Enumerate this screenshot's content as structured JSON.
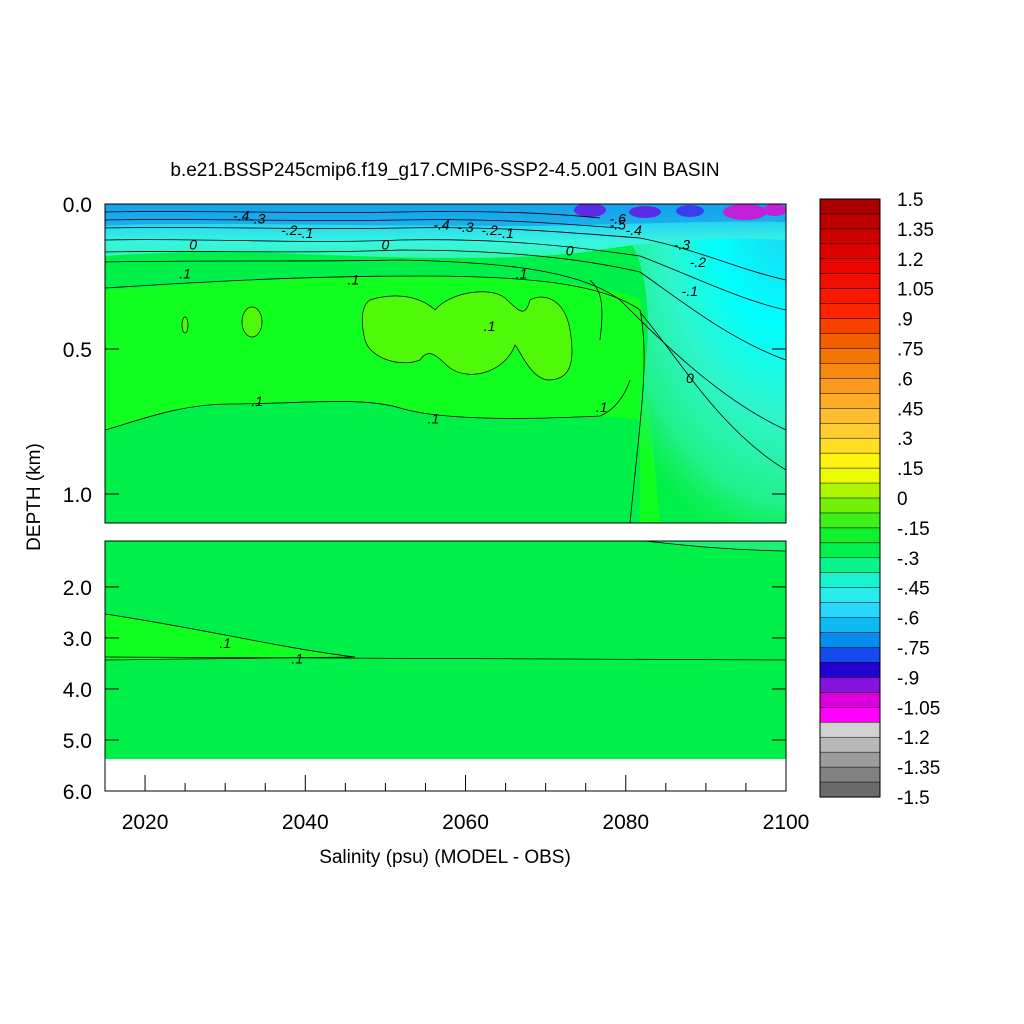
{
  "chart_data": {
    "type": "heatmap",
    "title": "b.e21.BSSP245cmip6.f19_g17.CMIP6-SSP2-4.5.001 GIN BASIN",
    "xlabel": "Salinity (psu) (MODEL - OBS)",
    "ylabel": "DEPTH (km)",
    "x_ticks": [
      "2020",
      "2040",
      "2060",
      "2080",
      "2100"
    ],
    "x_tick_values": [
      2020,
      2040,
      2060,
      2080,
      2100
    ],
    "xlim": [
      2015,
      2100
    ],
    "upper_panel": {
      "ylim": [
        0.0,
        1.1
      ],
      "y_ticks": [
        "0.0",
        "0.5",
        "1.0"
      ],
      "y_tick_values": [
        0.0,
        0.5,
        1.0
      ]
    },
    "lower_panel": {
      "ylim": [
        1.1,
        6.0
      ],
      "y_ticks": [
        "2.0",
        "3.0",
        "4.0",
        "5.0",
        "6.0"
      ],
      "y_tick_values": [
        2.0,
        3.0,
        4.0,
        5.0,
        6.0
      ]
    },
    "colorbar": {
      "labels": [
        "1.5",
        "1.35",
        "1.2",
        "1.05",
        ".9",
        ".75",
        ".6",
        ".45",
        ".3",
        ".15",
        "0",
        "-.15",
        "-.3",
        "-.45",
        "-.6",
        "-.75",
        "-.9",
        "-1.05",
        "-1.2",
        "-1.35",
        "-1.5"
      ],
      "range": [
        -1.5,
        1.5
      ],
      "levels": 40
    },
    "contour_labels": [
      {
        "text": "-.4",
        "year": 2032,
        "depth": 0.04
      },
      {
        "text": "-.3",
        "year": 2034,
        "depth": 0.05
      },
      {
        "text": "-.2",
        "year": 2038,
        "depth": 0.09
      },
      {
        "text": "-.1",
        "year": 2040,
        "depth": 0.1
      },
      {
        "text": "0",
        "year": 2026,
        "depth": 0.14
      },
      {
        "text": "0",
        "year": 2050,
        "depth": 0.14
      },
      {
        "text": "-.4",
        "year": 2057,
        "depth": 0.07
      },
      {
        "text": "-.3",
        "year": 2060,
        "depth": 0.08
      },
      {
        "text": "-.2",
        "year": 2063,
        "depth": 0.09
      },
      {
        "text": "-.1",
        "year": 2065,
        "depth": 0.1
      },
      {
        "text": "0",
        "year": 2073,
        "depth": 0.16
      },
      {
        "text": "-.6",
        "year": 2079,
        "depth": 0.05
      },
      {
        "text": "-.5",
        "year": 2079,
        "depth": 0.07
      },
      {
        "text": "-.4",
        "year": 2081,
        "depth": 0.09
      },
      {
        "text": "-.3",
        "year": 2087,
        "depth": 0.14
      },
      {
        "text": "-.2",
        "year": 2089,
        "depth": 0.2
      },
      {
        "text": "-.1",
        "year": 2088,
        "depth": 0.3
      },
      {
        "text": ".1",
        "year": 2025,
        "depth": 0.24
      },
      {
        "text": ".1",
        "year": 2046,
        "depth": 0.26
      },
      {
        "text": ".1",
        "year": 2067,
        "depth": 0.24
      },
      {
        "text": ".1",
        "year": 2063,
        "depth": 0.42
      },
      {
        "text": "0",
        "year": 2088,
        "depth": 0.6
      },
      {
        "text": ".1",
        "year": 2034,
        "depth": 0.68
      },
      {
        "text": ".1",
        "year": 2056,
        "depth": 0.74
      },
      {
        "text": ".1",
        "year": 2077,
        "depth": 0.7
      },
      {
        "text": ".1",
        "year": 2030,
        "depth": 3.1
      },
      {
        "text": ".1",
        "year": 2039,
        "depth": 3.4
      }
    ]
  }
}
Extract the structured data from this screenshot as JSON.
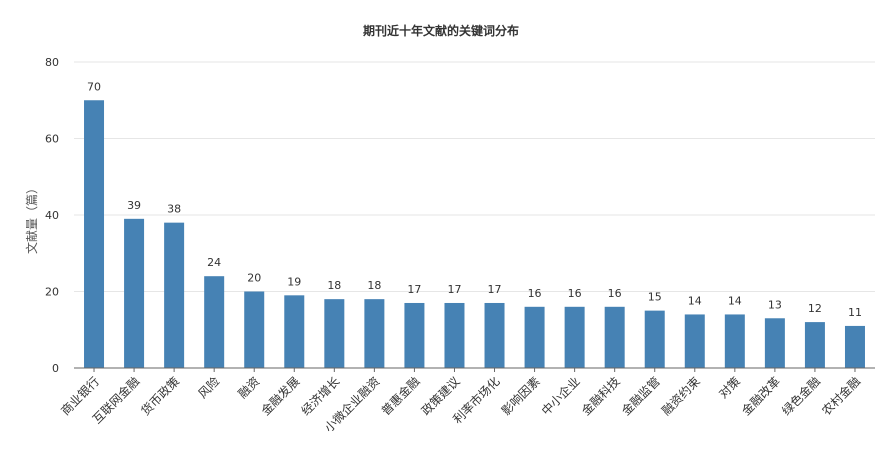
{
  "chart_data": {
    "type": "bar",
    "title": "期刊近十年文献的关键词分布",
    "ylabel": "文献量（篇）",
    "xlabel": "",
    "ylim": [
      0,
      80
    ],
    "yticks": [
      0,
      20,
      40,
      60,
      80
    ],
    "grid": true,
    "bar_color": "#4682b4",
    "categories": [
      "商业银行",
      "互联网金融",
      "货币政策",
      "风险",
      "融资",
      "金融发展",
      "经济增长",
      "小微企业融资",
      "普惠金融",
      "政策建议",
      "利率市场化",
      "影响因素",
      "中小企业",
      "金融科技",
      "金融监管",
      "融资约束",
      "对策",
      "金融改革",
      "绿色金融",
      "农村金融"
    ],
    "values": [
      70,
      39,
      38,
      24,
      20,
      19,
      18,
      18,
      17,
      17,
      17,
      16,
      16,
      16,
      15,
      14,
      14,
      13,
      12,
      11
    ]
  }
}
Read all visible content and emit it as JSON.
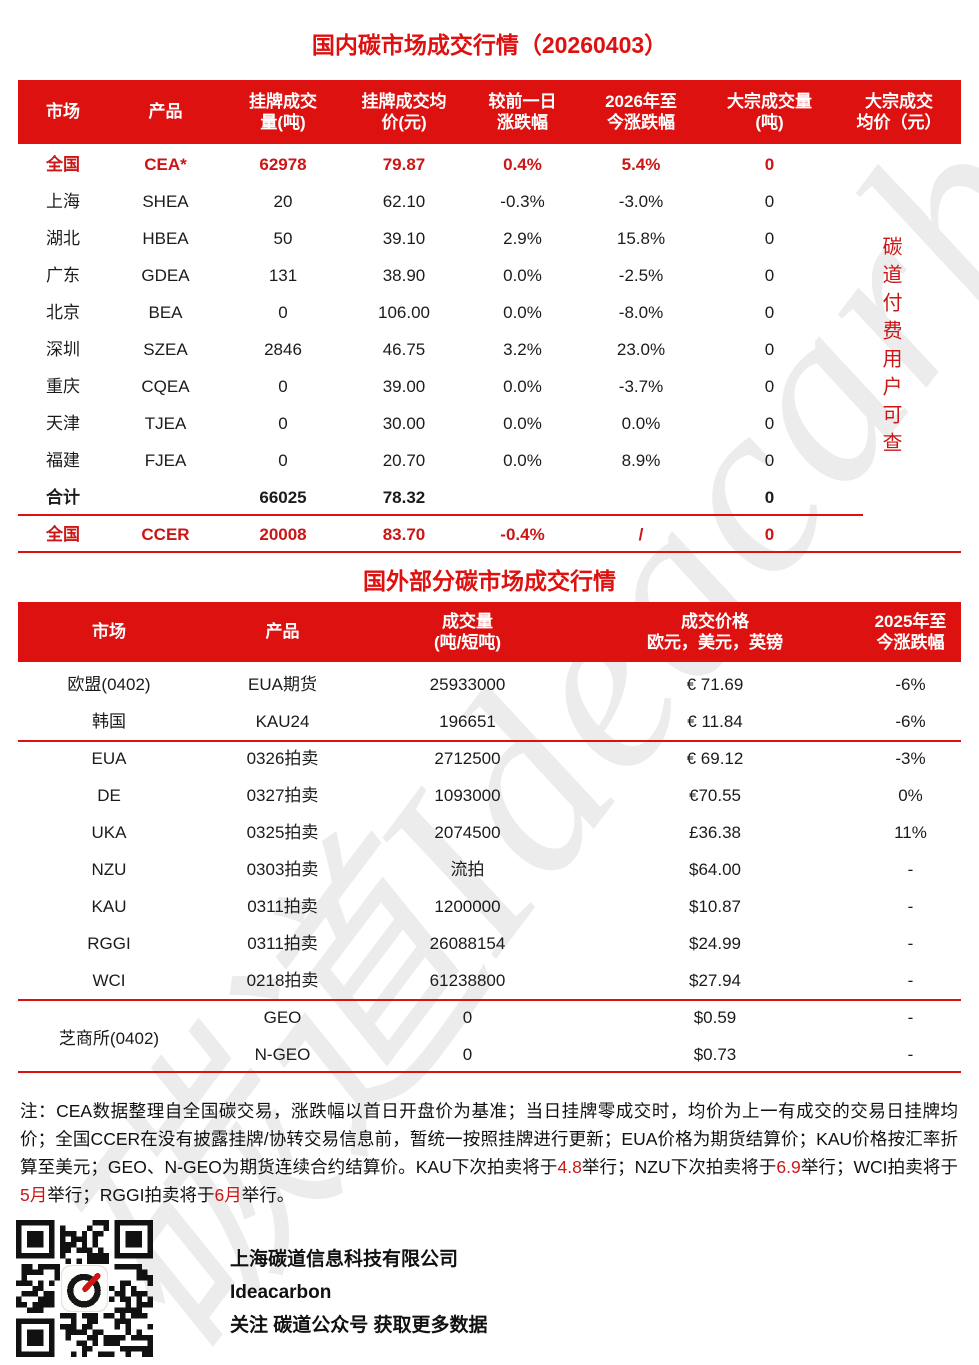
{
  "colors": {
    "brand_red": "#DE1111",
    "text_red": "#CC1616",
    "watermark_gray": "rgba(0,0,0,0.075)"
  },
  "watermark": {
    "text": "碳道Ideacarbon"
  },
  "table1": {
    "title": "国内碳市场成交行情（20260403）",
    "header": [
      "市场",
      "产品",
      "挂牌成交\n量(吨)",
      "挂牌成交均\n价(元)",
      "较前一日\n涨跌幅",
      "2026年至\n今涨跌幅",
      "大宗成交量\n(吨)",
      "大宗成交\n均价（元）"
    ],
    "rows": [
      {
        "style": "red",
        "cells": [
          "全国",
          "CEA*",
          "62978",
          "79.87",
          "0.4%",
          "5.4%",
          "0",
          ""
        ]
      },
      {
        "style": "",
        "cells": [
          "上海",
          "SHEA",
          "20",
          "62.10",
          "-0.3%",
          "-3.0%",
          "0",
          ""
        ]
      },
      {
        "style": "",
        "cells": [
          "湖北",
          "HBEA",
          "50",
          "39.10",
          "2.9%",
          "15.8%",
          "0",
          ""
        ]
      },
      {
        "style": "",
        "cells": [
          "广东",
          "GDEA",
          "131",
          "38.90",
          "0.0%",
          "-2.5%",
          "0",
          ""
        ]
      },
      {
        "style": "",
        "cells": [
          "北京",
          "BEA",
          "0",
          "106.00",
          "0.0%",
          "-8.0%",
          "0",
          ""
        ]
      },
      {
        "style": "",
        "cells": [
          "深圳",
          "SZEA",
          "2846",
          "46.75",
          "3.2%",
          "23.0%",
          "0",
          ""
        ]
      },
      {
        "style": "",
        "cells": [
          "重庆",
          "CQEA",
          "0",
          "39.00",
          "0.0%",
          "-3.7%",
          "0",
          ""
        ]
      },
      {
        "style": "",
        "cells": [
          "天津",
          "TJEA",
          "0",
          "30.00",
          "0.0%",
          "0.0%",
          "0",
          ""
        ]
      },
      {
        "style": "",
        "cells": [
          "福建",
          "FJEA",
          "0",
          "20.70",
          "0.0%",
          "8.9%",
          "0",
          ""
        ]
      },
      {
        "style": "bold",
        "cells": [
          "合计",
          "",
          "66025",
          "78.32",
          "",
          "",
          "0",
          ""
        ]
      },
      {
        "style": "red",
        "cells": [
          "全国",
          "CCER",
          "20008",
          "83.70",
          "-0.4%",
          "/",
          "0",
          ""
        ]
      }
    ],
    "paid_note": "碳道付费用户可查"
  },
  "table2": {
    "title": "国外部分碳市场成交行情",
    "header": [
      "市场",
      "产品",
      "成交量\n(吨/短吨)",
      "成交价格\n欧元，美元，英镑",
      "2025年至\n今涨跌幅"
    ],
    "rows": [
      {
        "style": "",
        "cells": [
          "欧盟(0402)",
          "EUA期货",
          "25933000",
          "€ 71.69",
          "-6%"
        ]
      },
      {
        "style": "",
        "cells": [
          "韩国",
          "KAU24",
          "196651",
          "€ 11.84",
          "-6%"
        ]
      },
      {
        "style": "",
        "cells": [
          "EUA",
          "0326拍卖",
          "2712500",
          "€ 69.12",
          "-3%"
        ]
      },
      {
        "style": "",
        "cells": [
          "DE",
          "0327拍卖",
          "1093000",
          "€70.55",
          "0%"
        ]
      },
      {
        "style": "",
        "cells": [
          "UKA",
          "0325拍卖",
          "2074500",
          "£36.38",
          "11%"
        ]
      },
      {
        "style": "",
        "cells": [
          "NZU",
          "0303拍卖",
          "流拍",
          "$64.00",
          "-"
        ]
      },
      {
        "style": "",
        "cells": [
          "KAU",
          "0311拍卖",
          "1200000",
          "$10.87",
          "-"
        ]
      },
      {
        "style": "",
        "cells": [
          "RGGI",
          "0311拍卖",
          "26088154",
          "$24.99",
          "-"
        ]
      },
      {
        "style": "",
        "cells": [
          "WCI",
          "0218拍卖",
          "61238800",
          "$27.94",
          "-"
        ]
      },
      {
        "style": "",
        "cells": [
          "",
          "GEO",
          "0",
          "$0.59",
          "-"
        ]
      },
      {
        "style": "",
        "cells": [
          "",
          "N-GEO",
          "0",
          "$0.73",
          "-"
        ]
      }
    ],
    "cme_label": "芝商所(0402)"
  },
  "note": {
    "segments": [
      {
        "text": "注：CEA数据整理自全国碳交易，涨跌幅以首日开盘价为基准；当日挂牌零成交时，均价为上一有成交的交易日挂牌均价；全国CCER在没有披露挂牌/协转交易信息前，暂统一按照挂牌进行更新；EUA价格为期货结算价；KAU价格按汇率折算至美元；GEO、N-GEO为期货连续合约结算价。KAU下次拍卖将于",
        "red": false
      },
      {
        "text": "4.8",
        "red": true
      },
      {
        "text": "举行；NZU下次拍卖将于",
        "red": false
      },
      {
        "text": "6.9",
        "red": true
      },
      {
        "text": "举行；WCI拍卖将于",
        "red": false
      },
      {
        "text": "5月",
        "red": true
      },
      {
        "text": "举行；RGGI拍卖将于",
        "red": false
      },
      {
        "text": "6月",
        "red": true
      },
      {
        "text": "举行。",
        "red": false
      }
    ]
  },
  "footer": {
    "company": "上海碳道信息科技有限公司",
    "brand": "Ideacarbon",
    "cta": "关注 碳道公众号 获取更多数据"
  }
}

= Instruction =
Among the lines of the data above, determine how many contain the word "content". Report the number alone.

= Finished exercise =
2